What you will do =
Output every line of each of the rows below as a JSON list of strings, one string per line, omitting any blank lines.

━━━━━━━━━━

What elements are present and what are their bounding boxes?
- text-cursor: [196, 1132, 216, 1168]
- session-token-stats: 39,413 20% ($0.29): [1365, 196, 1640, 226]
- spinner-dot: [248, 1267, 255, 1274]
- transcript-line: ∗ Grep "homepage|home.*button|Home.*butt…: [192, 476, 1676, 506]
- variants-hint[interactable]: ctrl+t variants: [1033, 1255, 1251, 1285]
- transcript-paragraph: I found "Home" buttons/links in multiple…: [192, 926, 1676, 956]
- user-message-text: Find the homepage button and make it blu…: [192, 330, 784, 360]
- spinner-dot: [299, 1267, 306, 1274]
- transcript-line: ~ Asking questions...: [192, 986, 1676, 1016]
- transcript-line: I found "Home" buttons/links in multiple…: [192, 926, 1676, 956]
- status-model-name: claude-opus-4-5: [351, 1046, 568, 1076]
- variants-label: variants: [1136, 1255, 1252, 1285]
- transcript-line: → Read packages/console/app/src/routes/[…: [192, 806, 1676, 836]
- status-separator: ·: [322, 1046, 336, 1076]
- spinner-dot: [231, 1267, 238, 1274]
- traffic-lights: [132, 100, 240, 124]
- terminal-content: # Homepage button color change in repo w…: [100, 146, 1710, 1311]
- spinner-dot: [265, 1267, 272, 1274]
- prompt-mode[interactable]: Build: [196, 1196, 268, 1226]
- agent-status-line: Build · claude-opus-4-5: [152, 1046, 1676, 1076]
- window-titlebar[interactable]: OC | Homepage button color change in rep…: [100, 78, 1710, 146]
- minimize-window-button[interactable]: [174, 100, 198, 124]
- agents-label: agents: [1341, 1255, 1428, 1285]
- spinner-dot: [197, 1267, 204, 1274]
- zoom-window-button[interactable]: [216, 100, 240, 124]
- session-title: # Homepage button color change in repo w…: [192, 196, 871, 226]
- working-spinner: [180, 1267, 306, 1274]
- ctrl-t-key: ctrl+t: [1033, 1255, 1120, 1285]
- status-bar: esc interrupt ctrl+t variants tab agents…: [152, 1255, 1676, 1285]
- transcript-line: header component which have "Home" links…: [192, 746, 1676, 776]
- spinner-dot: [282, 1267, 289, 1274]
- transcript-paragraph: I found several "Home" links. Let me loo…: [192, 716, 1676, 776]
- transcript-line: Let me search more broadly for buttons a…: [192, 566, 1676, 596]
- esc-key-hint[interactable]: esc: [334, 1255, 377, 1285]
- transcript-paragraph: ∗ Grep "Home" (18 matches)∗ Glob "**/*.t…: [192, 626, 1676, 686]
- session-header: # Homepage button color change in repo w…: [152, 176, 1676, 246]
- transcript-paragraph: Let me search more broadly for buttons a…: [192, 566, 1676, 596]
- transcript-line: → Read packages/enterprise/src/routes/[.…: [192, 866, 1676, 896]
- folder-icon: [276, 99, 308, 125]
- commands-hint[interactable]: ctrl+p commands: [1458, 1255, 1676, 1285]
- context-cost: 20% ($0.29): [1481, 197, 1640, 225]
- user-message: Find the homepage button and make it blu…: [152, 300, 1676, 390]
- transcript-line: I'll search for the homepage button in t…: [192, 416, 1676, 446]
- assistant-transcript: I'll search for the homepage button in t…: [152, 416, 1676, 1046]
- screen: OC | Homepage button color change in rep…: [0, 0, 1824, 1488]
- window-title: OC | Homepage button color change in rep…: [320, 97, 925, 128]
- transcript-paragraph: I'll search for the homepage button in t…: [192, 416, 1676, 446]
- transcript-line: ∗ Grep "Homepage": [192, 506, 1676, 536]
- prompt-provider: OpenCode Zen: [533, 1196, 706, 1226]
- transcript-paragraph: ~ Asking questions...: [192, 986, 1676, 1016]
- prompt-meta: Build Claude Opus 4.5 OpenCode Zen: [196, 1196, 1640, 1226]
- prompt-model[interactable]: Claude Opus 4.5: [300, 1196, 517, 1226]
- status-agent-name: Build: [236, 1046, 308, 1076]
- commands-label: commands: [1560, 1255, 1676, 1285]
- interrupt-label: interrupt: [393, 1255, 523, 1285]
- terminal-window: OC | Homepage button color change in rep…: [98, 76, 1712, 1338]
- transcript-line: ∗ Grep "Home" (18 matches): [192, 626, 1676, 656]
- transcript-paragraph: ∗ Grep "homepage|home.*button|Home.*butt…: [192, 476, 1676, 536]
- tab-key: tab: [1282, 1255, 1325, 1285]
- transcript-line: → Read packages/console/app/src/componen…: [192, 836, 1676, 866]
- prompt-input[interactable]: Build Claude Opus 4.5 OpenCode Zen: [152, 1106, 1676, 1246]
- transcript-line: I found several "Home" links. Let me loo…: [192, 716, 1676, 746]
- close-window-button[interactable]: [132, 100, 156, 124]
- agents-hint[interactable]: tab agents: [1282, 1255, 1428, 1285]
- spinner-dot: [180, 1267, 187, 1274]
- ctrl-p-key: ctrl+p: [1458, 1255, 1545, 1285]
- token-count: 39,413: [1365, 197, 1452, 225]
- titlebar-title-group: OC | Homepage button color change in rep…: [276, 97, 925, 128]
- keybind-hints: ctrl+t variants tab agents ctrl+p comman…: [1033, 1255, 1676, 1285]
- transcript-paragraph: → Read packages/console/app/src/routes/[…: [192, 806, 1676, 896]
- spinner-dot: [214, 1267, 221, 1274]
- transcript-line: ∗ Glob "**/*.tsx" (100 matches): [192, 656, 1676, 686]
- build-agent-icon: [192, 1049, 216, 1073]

━━━━━━━━━━

Written reply =
[
  "What elements are present and what are their bounding boxes?",
  "- text-cursor: [196, 1132, 216, 1168]",
  "- session-token-stats: 39,413 20% ($0.29): [1365, 196, 1640, 226]",
  "- spinner-dot: [248, 1267, 255, 1274]",
  "- transcript-line: ∗ Grep \"homepage|home.*button|Home.*butt…: [192, 476, 1676, 506]",
  "- variants-hint[interactable]: ctrl+t variants: [1033, 1255, 1251, 1285]",
  "- transcript-paragraph: I found \"Home\" buttons/links in multiple…: [192, 926, 1676, 956]",
  "- user-message-text: Find the homepage button and make it blu…: [192, 330, 784, 360]",
  "- spinner-dot: [299, 1267, 306, 1274]",
  "- transcript-line: ~ Asking questions...: [192, 986, 1676, 1016]",
  "- transcript-line: I found \"Home\" buttons/links in multiple…: [192, 926, 1676, 956]",
  "- status-model-name: claude-opus-4-5: [351, 1046, 568, 1076]",
  "- variants-label: variants: [1136, 1255, 1252, 1285]",
  "- transcript-line: → Read packages/console/app/src/routes/[…: [192, 806, 1676, 836]",
  "- status-separator: ·: [322, 1046, 336, 1076]",
  "- spinner-dot: [231, 1267, 238, 1274]",
  "- traffic-lights: [132, 100, 240, 124]",
  "- terminal-content: # Homepage button color change in repo w…: [100, 146, 1710, 1311]",
  "- spinner-dot: [265, 1267, 272, 1274]",
  "- prompt-mode[interactable]: Build: [196, 1196, 268, 1226]",
  "- agent-status-line: Build · claude-opus-4-5: [152, 1046, 1676, 1076]",
  "- window-titlebar[interactable]: OC | Homepage button color change in rep…: [100, 78, 1710, 146]",
  "- minimize-window-button[interactable]: [174, 100, 198, 124]",
  "- agents-label: agents: [1341, 1255, 1428, 1285]",
  "- spinner-dot: [197, 1267, 204, 1274]",
  "- zoom-window-button[interactable]: [216, 100, 240, 124]",
  "- session-title: # Homepage button color change in repo w…: [192, 196, 871, 226]",
  "- working-spinner: [180, 1267, 306, 1274]",
  "- ctrl-t-key: ctrl+t: [1033, 1255, 1120, 1285]",
  "- status-bar: esc interrupt ctrl+t variants tab agents…: [152, 1255, 1676, 1285]",
  "- transcript-line: header component which have \"Home\" links…: [192, 746, 1676, 776]",
  "- spinner-dot: [282, 1267, 289, 1274]",
  "- transcript-paragraph: I found several \"Home\" links. Let me loo…: [192, 716, 1676, 776]",
  "- transcript-line: Let me search more broadly for buttons a…: [192, 566, 1676, 596]",
  "- esc-key-hint[interactable]: esc: [334, 1255, 377, 1285]",
  "- transcript-paragraph: ∗ Grep \"Home\" (18 matches)∗ Glob \"**/*.t…: [192, 626, 1676, 686]",
  "- session-header: # Homepage button color change in repo w…: [152, 176, 1676, 246]",
  "- transcript-paragraph: Let me search more broadly for buttons a…: [192, 566, 1676, 596]",
  "- transcript-line: → Read packages/enterprise/src/routes/[.…: [192, 866, 1676, 896]",
  "- folder-icon: [276, 99, 308, 125]",
  "- commands-hint[interactable]: ctrl+p commands: [1458, 1255, 1676, 1285]",
  "- context-cost: 20% ($0.29): [1481, 197, 1640, 225]",
  "- user-message: Find the homepage button and make it blu…: [152, 300, 1676, 390]",
  "- transcript-line: I'll search for the homepage button in t…: [192, 416, 1676, 446]",
  "- assistant-transcript: I'll search for the homepage button in t…: [152, 416, 1676, 1046]",
  "- screen: OC | Homepage button color change in rep…: [0, 0, 1824, 1488]",
  "- window-title: OC | Homepage button color change in rep…: [320, 97, 925, 128]",
  "- transcript-paragraph: I'll search for the homepage button in t…: [192, 416, 1676, 446]",
  "- transcript-line: ∗ Grep \"Homepage\": [192, 506, 1676, 536]",
  "- prompt-provider: OpenCode Zen: [533, 1196, 706, 1226]",
  "- transcript-paragraph: ~ Asking questions...: [192, 986, 1676, 1016]",
  "- prompt-meta: Build Claude Opus 4.5 OpenCode Zen: [196, 1196, 1640, 1226]",
  "- prompt-model[interactable]: Claude Opus 4.5: [300, 1196, 517, 1226]",
  "- status-agent-name: Build: [236, 1046, 308, 1076]",
  "- commands-label: commands: [1560, 1255, 1676, 1285]",
  "- interrupt-label: interrupt: [393, 1255, 523, 1285]",
  "- terminal-window: OC | Homepage button color change in rep…: [98, 76, 1712, 1338]",
  "- transcript-line: ∗ Grep \"Home\" (18 matches): [192, 626, 1676, 656]",
  "- transcript-paragraph: ∗ Grep \"homepage|home.*button|Home.*butt…: [192, 476, 1676, 536]",
  "- tab-key: tab: [1282, 1255, 1325, 1285]",
  "- transcript-line: → Read packages/console/app/src/componen…: [192, 836, 1676, 866]",
  "- prompt-input[interactable]: Build Claude Opus 4.5 OpenCode Zen: [152, 1106, 1676, 1246]",
  "- transcript-line: I found several \"Home\" links. Let me loo…: [192, 716, 1676, 746]",
  "- close-window-button[interactable]: [132, 100, 156, 124]",
  "- agents-hint[interactable]: tab agents: [1282, 1255, 1428, 1285]",
  "- spinner-dot: [180, 1267, 187, 1274]",
  "- ctrl-p-key: ctrl+p: [1458, 1255, 1545, 1285]",
  "- token-count: 39,413: [1365, 197, 1452, 225]",
  "- titlebar-title-group: OC | Homepage button color change in rep…: [276, 97, 925, 128]",
  "- keybind-hints: ctrl+t variants tab agents ctrl+p comman…: [1033, 1255, 1676, 1285]",
  "- transcript-paragraph: → Read packages/console/app/src/routes/[…: [192, 806, 1676, 896]",
  "- spinner-dot: [214, 1267, 221, 1274]",
  "- transcript-line: ∗ Glob \"**/*.tsx\" (100 matches): [192, 656, 1676, 686]",
  "- build-agent-icon: [192, 1049, 216, 1073]"
]